Smith W.R., Missen R.W. Chemical Reaction Equilibrium Analysis: Theory and Algorithms. NY, John Wiley, 1982.
The last book (Smith) also contains the FORTRAN and BASIC source codes for the calculation of complex chemical equilibrium.
There are several reasons for the existence of this lot of algorithms. The first one is the great variety of thermodynamic systems with their specific features (e.g. combustion processes and the processes in the earth crust) and as a result, there are many thermodynamic models. Parameters of most models are known only for small group of substances. Determination of parameters of models requires in general reliable experimental data and sound theoretical basis, so it is the problem itself. The situation is complicated by the fact that the relations among equilibrium composition and the model parameters are nonlinear. Phase composition of the equilibrium system is usually unknown a priori and it must be found in calculation process. So, the target function is not continuous, it can have disruptions at the phase transitions points. This circumstance embarrasses the solution of the problem. Besides, sometimes approximately the same value of the target function exists for different phase and chemical compositions of thermodynamic system examined and it is very easy to find the false solution. One should also take into account the "limited" mathematics of the computer, which can accomplish calculations only with limited number of significant digits. Therefore, even if mathematics guarantees the solution for some algorithm the computer version of the algorithm will fail in some cases.

▶ [Data under study]

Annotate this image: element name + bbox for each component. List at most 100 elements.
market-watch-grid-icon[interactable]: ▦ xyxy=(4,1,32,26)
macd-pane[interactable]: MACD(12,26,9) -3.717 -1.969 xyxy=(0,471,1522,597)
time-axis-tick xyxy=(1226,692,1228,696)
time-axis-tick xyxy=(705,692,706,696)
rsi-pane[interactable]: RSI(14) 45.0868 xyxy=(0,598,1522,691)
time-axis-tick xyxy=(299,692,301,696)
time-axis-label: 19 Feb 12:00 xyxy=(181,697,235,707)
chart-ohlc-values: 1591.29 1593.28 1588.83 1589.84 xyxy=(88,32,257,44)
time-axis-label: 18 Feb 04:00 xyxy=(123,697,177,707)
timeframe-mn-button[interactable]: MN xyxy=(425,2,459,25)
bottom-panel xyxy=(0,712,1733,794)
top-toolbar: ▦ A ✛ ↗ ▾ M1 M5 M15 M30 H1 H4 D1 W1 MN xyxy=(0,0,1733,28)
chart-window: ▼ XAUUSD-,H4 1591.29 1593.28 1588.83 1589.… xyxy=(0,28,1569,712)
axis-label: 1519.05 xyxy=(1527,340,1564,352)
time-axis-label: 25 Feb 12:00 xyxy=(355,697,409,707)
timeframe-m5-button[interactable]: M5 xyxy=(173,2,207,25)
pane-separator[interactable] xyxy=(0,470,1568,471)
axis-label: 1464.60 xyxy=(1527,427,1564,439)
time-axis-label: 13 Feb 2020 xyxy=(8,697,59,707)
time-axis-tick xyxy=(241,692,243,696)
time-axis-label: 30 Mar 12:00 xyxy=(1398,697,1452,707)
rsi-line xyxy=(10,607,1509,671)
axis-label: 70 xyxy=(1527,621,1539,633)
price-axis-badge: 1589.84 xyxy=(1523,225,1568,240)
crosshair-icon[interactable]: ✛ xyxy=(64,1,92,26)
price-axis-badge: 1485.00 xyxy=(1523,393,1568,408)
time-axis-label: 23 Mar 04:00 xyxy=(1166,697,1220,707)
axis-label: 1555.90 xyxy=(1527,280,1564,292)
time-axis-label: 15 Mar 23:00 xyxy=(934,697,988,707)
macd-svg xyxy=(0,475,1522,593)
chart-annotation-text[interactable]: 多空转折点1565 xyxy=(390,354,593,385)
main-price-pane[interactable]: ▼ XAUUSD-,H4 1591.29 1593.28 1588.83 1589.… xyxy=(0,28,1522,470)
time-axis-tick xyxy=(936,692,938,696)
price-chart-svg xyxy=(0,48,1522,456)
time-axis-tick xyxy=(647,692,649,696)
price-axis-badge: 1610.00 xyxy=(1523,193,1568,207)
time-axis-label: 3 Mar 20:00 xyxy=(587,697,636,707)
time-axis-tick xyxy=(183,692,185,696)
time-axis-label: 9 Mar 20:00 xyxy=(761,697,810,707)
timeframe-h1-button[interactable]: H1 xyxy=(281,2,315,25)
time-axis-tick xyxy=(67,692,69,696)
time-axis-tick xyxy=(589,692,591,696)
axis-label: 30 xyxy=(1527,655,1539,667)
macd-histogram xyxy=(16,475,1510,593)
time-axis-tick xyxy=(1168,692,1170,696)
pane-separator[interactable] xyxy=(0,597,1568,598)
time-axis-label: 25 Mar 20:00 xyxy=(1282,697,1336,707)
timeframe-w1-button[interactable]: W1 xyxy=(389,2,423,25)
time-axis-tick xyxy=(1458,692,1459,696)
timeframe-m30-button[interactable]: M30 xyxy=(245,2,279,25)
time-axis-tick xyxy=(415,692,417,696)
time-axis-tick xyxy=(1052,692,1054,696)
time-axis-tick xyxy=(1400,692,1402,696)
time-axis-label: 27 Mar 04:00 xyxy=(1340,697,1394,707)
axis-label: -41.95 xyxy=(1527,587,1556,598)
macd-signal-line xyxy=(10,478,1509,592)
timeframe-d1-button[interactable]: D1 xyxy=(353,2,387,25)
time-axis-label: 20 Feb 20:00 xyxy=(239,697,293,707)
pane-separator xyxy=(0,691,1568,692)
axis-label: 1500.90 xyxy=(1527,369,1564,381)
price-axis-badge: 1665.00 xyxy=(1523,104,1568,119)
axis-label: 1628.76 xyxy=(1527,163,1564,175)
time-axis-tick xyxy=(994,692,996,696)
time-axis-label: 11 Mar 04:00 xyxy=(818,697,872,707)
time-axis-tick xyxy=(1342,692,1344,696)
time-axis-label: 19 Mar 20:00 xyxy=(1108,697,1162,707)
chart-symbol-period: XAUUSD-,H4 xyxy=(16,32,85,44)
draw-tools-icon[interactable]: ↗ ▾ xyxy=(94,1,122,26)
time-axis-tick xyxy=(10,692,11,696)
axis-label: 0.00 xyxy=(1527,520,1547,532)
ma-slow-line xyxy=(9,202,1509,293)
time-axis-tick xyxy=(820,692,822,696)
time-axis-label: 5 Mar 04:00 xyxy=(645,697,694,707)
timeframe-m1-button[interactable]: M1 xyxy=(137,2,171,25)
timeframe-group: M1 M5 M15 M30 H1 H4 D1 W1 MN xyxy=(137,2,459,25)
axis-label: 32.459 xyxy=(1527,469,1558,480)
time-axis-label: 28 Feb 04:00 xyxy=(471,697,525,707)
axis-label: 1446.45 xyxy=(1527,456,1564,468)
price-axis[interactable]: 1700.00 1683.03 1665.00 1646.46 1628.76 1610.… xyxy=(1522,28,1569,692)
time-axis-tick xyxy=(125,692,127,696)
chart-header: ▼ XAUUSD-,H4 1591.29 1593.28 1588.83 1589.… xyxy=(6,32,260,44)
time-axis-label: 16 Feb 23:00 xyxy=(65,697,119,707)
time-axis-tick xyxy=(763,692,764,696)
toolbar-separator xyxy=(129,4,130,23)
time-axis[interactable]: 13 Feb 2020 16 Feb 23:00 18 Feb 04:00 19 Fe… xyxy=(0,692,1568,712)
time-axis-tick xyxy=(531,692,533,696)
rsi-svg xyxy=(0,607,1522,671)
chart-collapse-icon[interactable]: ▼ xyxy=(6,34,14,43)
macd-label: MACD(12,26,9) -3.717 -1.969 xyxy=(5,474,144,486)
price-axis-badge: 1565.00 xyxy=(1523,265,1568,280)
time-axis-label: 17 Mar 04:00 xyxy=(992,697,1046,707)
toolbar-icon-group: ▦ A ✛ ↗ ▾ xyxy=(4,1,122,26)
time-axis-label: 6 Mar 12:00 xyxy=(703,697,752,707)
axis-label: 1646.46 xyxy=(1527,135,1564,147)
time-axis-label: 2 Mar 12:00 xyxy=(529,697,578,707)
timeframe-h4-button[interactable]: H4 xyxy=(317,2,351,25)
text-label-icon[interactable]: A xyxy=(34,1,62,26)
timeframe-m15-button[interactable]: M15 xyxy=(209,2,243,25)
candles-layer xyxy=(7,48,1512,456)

▶ [What needs to be done] Continue the passage on algorithms for calculating chemical equilibrium, picking up after its last sentence.

▶ [Written response]
Calculation of the equilibrium composition of the system may be accomplished through the solution of a set of the nonlinear equations. The questions of existence and uniqueness of the solution are reviewed in many sources, see Smith W.R., and Missen R.W. for example. It is shown that if the gas phase behavior is described by the ideal gas equation of state and the condensed mixtures are ideal the target function is convex and there usually exists a unique solution.
The basis, the intrinsic part of any serious computer system, intended for accomplishing thermodynamic modeling, is a database on thermodynamic properties of individual substances. The main sources of this information are the reference books
Gurvich, L.V., Veitz, I.V., et al. Thermodynamic Properties of Individual Substances. Fourth edition in 5 volumes, Hemisphere Pub Co. NY, L., Vol1 in 2 parts, 1989, etc.
Chase M.W., Curnutt J.L., Hu A.T., Prophet H., et al. JANAF Thermochemical Tables. Third Edition, 1985.
Chase, M.W., Jr., NIST-JANAF Themochemical Tables, Fourth Edition, J. Phys. Chem. Ref. Data, Monograph 9, 1998, 1-1951.
Barin I., Knacke O., Kubaschewski O. Thermochemical Properties of Inorganic Substances. Springer-Verlag, Berlin, 1977.
One should also mention the problem-oriented database, that was developed by Alexander Burcat and Branko Ruscic for combustion and air pollution use
We can also recommend the Report «Third Millennium Ideal Gas and Condensed Phase Thermochemical Database for Combustion with Updates from Active Thermochemical Tables» that contains very interesting review of known reference books on thermodynamic properties, and other useful information.
The problems concerning the quality of thermodynamic data are discussed in
Iorish V.S., Belov G.V. On Quality of Adopted Values in Thermodynamic Databases. Netsu Sokutei, 1997, 24 (4), pp. 199-205.
G. V. Belov, B. G. Trusov, Influence of Thermodynamic and Thermochemical Data Errors on Calculated Equilibrium Composition, Ber. Bunsenges. Phys. Chem. v. 102, No. 12, pp.1874 -1879, 1998
The last references contains information about other data sources.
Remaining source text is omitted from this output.